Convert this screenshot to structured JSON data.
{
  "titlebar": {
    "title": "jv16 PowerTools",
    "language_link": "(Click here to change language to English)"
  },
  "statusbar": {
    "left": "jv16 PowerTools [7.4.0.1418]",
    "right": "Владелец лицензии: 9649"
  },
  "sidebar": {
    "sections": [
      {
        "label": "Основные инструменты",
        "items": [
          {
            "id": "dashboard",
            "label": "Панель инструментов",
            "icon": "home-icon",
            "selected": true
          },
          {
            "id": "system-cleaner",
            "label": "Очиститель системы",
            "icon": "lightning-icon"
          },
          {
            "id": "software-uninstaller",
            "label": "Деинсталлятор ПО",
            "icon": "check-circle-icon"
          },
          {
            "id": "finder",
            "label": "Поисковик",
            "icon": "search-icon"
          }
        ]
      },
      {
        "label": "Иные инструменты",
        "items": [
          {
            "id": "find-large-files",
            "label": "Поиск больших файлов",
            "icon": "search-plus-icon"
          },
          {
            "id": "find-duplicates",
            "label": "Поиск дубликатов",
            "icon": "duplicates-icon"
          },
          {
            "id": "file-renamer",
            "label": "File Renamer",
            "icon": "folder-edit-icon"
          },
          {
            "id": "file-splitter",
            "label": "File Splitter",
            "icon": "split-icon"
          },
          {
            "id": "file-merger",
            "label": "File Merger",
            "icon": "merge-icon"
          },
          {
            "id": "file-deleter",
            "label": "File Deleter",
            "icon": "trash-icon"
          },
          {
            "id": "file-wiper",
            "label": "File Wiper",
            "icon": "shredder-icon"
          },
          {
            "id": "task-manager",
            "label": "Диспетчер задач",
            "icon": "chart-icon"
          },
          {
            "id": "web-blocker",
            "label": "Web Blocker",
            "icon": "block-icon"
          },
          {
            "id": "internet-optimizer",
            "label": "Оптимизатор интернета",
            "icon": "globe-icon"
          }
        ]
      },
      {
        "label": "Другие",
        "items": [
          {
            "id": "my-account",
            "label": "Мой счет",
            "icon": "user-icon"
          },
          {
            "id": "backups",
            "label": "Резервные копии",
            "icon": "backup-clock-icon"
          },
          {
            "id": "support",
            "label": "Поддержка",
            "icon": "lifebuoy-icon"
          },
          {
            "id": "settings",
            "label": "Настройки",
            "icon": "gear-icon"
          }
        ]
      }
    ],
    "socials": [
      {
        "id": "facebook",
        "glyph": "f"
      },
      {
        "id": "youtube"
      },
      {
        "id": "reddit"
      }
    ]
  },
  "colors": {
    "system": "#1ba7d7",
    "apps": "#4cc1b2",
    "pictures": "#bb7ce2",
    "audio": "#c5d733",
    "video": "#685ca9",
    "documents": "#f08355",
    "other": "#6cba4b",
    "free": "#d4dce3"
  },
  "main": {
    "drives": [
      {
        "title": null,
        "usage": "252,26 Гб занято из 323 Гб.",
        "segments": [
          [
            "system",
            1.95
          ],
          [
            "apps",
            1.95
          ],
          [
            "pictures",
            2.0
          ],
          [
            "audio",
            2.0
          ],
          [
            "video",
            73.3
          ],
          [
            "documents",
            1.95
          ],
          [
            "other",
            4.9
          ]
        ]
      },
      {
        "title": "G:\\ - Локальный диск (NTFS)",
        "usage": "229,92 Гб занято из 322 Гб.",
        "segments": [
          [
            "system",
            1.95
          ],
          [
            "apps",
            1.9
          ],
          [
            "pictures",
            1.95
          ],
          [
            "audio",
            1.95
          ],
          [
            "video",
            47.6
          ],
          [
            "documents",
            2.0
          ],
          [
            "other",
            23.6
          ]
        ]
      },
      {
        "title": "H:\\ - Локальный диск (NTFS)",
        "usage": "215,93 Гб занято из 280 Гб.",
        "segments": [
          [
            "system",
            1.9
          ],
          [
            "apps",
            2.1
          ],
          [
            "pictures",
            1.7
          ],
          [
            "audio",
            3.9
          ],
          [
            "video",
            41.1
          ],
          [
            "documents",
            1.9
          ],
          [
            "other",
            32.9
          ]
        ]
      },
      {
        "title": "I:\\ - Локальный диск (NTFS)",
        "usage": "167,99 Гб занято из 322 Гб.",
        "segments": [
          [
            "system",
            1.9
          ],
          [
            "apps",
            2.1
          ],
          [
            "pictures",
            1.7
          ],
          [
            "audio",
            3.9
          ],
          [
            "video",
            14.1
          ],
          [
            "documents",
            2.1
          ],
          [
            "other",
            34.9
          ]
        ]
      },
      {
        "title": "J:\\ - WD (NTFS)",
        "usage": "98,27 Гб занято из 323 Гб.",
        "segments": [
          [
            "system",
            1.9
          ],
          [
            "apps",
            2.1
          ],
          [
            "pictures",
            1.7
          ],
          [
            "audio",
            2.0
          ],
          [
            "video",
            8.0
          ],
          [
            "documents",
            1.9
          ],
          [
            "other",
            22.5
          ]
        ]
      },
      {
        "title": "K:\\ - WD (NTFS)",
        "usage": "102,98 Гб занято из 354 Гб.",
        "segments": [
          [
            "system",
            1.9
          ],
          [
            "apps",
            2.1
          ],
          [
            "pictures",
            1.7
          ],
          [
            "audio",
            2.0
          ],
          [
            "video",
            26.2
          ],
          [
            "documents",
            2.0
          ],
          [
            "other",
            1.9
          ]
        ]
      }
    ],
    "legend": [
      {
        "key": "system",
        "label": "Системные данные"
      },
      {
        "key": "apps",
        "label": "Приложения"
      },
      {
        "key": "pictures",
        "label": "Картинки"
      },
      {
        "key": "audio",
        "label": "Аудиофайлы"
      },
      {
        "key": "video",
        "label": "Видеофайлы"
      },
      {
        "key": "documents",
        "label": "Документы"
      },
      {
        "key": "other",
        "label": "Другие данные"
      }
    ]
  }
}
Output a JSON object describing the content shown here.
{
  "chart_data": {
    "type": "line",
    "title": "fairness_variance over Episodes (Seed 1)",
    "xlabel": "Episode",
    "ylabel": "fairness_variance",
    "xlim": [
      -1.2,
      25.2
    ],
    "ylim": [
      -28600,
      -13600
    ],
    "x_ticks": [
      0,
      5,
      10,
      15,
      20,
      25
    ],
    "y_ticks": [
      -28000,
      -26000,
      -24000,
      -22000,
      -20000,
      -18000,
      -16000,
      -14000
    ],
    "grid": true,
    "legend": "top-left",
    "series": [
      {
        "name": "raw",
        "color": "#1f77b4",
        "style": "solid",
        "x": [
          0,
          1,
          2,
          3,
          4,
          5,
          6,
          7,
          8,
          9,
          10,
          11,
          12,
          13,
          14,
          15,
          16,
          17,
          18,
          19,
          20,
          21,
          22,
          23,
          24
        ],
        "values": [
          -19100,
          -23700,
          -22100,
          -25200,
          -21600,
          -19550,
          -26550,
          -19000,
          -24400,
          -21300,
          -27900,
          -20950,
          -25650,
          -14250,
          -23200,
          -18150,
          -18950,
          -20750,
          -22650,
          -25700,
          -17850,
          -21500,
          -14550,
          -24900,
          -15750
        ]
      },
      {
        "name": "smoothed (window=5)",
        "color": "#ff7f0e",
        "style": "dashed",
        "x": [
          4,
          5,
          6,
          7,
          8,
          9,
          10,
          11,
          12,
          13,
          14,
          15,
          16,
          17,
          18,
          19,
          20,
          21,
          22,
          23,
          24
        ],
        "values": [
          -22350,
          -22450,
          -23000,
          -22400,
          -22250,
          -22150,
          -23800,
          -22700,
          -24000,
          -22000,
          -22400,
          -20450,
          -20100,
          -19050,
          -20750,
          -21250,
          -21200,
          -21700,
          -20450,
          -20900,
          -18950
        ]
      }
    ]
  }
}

■ Problem details
Pick out the lines containing the string "JSON" and show them.

■ Exercise response
Convert this screenshot to structured JSON data.
Output a JSON object describing the content shown here.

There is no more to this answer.